**WHAT YOU SHOULD DO**. Count every line in the data below where "pháp" occurs, then state that number and nothing more.

**RAW DATA**.

──────────────────────────────

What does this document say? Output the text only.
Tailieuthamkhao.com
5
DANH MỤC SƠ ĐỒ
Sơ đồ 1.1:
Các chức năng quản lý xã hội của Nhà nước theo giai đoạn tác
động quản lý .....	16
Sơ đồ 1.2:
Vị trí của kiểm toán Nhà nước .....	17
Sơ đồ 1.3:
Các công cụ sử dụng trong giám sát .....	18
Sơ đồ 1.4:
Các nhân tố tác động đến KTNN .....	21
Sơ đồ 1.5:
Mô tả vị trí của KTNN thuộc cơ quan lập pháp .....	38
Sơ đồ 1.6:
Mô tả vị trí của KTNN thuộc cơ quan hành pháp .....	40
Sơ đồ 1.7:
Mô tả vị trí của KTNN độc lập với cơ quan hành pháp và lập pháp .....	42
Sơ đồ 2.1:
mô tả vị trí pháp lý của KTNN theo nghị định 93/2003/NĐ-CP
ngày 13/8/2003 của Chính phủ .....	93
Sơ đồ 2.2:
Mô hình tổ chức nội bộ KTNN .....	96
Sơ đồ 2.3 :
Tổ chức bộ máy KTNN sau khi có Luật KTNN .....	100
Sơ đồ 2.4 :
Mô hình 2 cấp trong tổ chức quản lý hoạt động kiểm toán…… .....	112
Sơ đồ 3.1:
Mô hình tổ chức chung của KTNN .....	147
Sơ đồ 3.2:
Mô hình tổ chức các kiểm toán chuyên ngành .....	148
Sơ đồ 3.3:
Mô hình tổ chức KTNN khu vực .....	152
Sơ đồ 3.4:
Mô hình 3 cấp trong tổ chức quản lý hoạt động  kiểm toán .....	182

──────────────────────────────

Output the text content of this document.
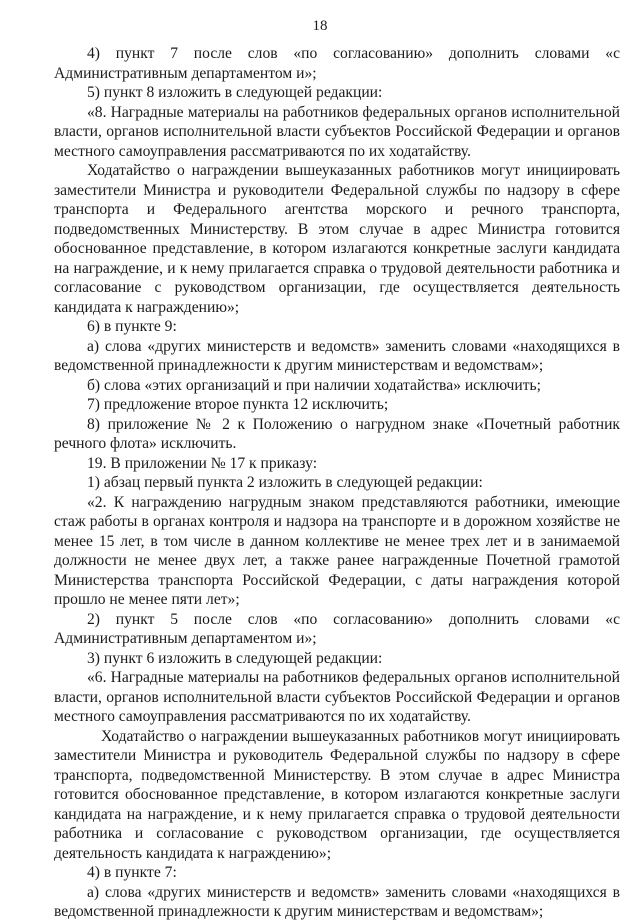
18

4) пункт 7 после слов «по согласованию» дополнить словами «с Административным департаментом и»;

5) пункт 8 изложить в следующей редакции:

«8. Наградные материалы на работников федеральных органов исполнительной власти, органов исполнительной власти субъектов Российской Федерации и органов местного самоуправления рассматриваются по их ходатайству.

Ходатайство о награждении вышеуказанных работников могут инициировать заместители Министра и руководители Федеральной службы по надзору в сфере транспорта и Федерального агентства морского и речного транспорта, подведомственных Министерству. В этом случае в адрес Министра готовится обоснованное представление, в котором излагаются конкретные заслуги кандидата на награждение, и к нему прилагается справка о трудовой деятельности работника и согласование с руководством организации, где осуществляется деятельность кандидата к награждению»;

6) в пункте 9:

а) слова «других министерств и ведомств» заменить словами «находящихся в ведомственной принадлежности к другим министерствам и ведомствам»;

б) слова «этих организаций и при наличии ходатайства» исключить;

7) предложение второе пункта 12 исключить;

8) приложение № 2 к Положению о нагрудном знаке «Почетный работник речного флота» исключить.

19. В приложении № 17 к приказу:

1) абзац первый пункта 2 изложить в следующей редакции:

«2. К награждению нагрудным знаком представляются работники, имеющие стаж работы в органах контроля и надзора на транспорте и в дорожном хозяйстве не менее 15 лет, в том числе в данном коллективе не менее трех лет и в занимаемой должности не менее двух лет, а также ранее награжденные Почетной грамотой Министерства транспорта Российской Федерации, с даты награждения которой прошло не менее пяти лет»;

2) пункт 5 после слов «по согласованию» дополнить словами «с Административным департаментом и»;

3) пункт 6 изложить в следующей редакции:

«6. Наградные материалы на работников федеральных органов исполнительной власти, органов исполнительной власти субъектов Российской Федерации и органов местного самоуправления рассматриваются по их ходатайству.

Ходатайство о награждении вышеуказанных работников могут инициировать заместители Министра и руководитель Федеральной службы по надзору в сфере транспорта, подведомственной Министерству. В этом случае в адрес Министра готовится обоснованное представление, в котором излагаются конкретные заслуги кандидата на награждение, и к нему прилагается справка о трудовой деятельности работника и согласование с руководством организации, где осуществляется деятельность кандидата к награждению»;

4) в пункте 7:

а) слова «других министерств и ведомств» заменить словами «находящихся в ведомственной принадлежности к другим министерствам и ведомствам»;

──────────────────────────────

**ANSWER TO THE TASK**. 4